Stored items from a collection

[start]

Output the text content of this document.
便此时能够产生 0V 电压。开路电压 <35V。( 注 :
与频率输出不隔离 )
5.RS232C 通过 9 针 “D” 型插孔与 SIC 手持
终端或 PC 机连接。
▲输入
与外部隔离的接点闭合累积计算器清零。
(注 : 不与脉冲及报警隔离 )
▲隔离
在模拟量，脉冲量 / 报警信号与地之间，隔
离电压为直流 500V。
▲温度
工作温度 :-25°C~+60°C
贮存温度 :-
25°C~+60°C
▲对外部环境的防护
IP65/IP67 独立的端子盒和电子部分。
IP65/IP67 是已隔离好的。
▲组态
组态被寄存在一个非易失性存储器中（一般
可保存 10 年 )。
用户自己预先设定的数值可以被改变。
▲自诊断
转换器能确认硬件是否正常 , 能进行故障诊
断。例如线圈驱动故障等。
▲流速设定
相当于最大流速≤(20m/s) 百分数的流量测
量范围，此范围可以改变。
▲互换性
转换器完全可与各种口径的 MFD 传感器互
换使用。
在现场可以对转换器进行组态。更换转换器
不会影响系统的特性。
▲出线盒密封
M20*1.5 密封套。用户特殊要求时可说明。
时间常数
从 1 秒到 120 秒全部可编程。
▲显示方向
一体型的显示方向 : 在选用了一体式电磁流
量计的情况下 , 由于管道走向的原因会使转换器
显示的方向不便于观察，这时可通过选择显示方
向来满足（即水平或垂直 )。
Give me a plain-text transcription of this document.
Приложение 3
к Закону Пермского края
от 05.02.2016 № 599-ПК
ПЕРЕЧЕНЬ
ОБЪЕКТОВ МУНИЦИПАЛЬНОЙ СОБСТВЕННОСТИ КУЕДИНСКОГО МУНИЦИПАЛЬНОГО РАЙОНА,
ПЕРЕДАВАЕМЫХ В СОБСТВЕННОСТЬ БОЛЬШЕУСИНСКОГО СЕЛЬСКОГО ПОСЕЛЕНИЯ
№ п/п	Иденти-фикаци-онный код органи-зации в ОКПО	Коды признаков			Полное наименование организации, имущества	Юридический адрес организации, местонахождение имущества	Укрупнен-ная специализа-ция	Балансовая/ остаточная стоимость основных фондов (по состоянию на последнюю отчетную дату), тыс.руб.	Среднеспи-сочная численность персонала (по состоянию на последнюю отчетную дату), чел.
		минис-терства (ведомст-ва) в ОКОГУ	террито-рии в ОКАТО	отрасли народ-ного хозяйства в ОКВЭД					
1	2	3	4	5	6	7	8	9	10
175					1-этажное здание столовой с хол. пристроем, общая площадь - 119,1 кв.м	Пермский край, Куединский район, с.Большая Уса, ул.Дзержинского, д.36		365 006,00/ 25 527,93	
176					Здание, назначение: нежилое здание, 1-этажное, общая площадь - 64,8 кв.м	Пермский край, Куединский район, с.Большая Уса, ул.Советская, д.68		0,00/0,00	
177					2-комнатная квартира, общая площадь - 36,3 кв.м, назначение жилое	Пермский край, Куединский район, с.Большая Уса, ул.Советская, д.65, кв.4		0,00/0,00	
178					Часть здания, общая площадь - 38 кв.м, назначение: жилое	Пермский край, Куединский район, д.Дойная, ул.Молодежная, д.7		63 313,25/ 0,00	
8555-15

[end]
[start]

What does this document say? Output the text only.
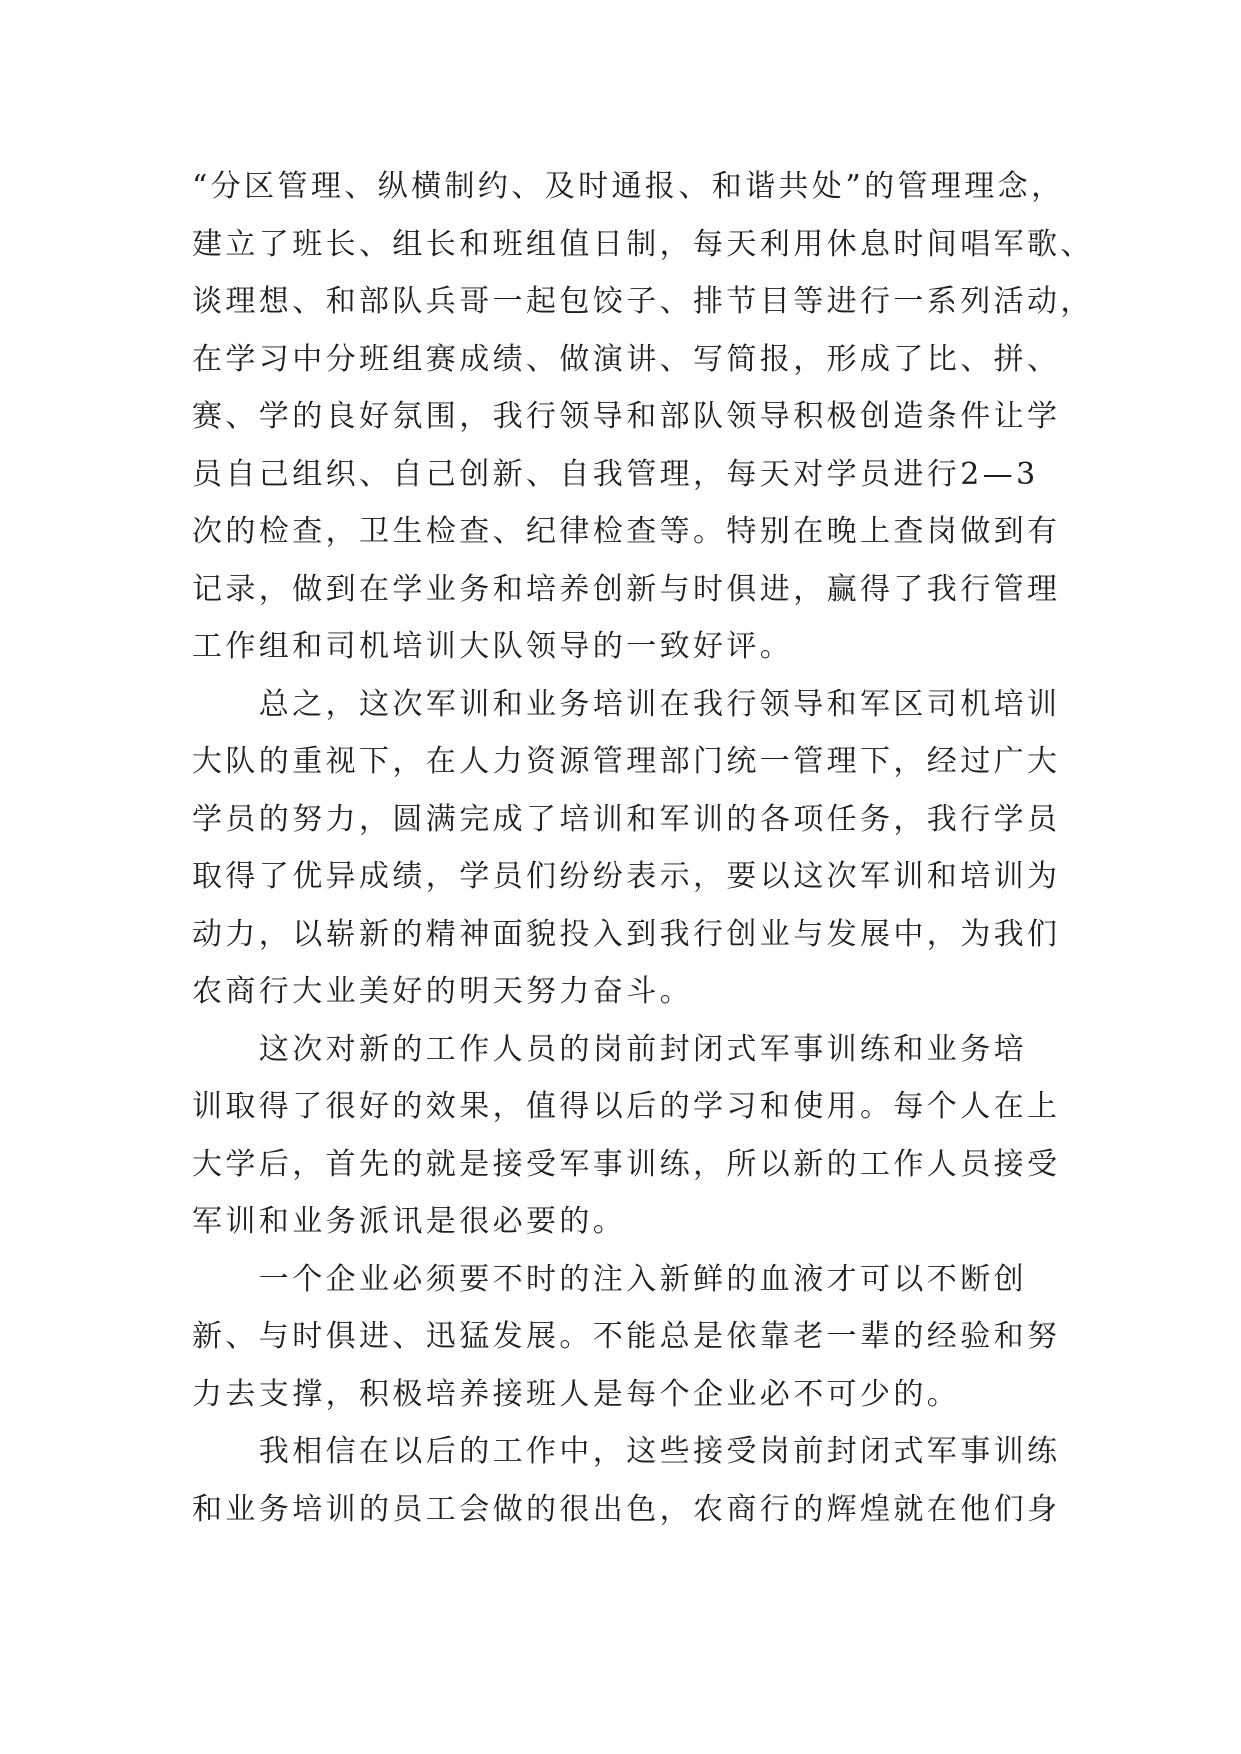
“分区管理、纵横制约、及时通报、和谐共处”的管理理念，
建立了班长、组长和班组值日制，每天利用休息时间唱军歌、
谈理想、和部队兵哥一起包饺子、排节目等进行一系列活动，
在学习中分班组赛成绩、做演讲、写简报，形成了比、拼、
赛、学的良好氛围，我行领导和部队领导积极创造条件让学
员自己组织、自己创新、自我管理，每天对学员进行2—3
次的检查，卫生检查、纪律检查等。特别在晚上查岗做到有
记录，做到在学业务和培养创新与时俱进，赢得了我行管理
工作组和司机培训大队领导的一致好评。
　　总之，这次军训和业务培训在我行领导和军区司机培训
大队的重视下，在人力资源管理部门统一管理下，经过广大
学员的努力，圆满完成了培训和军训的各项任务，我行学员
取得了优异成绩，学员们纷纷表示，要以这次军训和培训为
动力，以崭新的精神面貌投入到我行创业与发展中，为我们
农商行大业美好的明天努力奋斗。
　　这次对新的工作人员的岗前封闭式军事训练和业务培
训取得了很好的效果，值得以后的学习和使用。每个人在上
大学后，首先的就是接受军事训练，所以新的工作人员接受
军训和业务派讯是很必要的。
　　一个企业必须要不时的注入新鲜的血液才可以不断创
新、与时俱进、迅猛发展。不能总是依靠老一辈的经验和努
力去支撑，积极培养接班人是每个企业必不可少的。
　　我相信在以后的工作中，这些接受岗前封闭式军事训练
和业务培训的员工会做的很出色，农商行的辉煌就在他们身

[end]

== THE REQUEST ==
Pick each line holding the word "text" out of the data and copy it.

== SOLUTION TO THE EXERCISE ==
Output the text content of this document.
Give me a plain-text transcription of this document.
What does this document say? Output the text only.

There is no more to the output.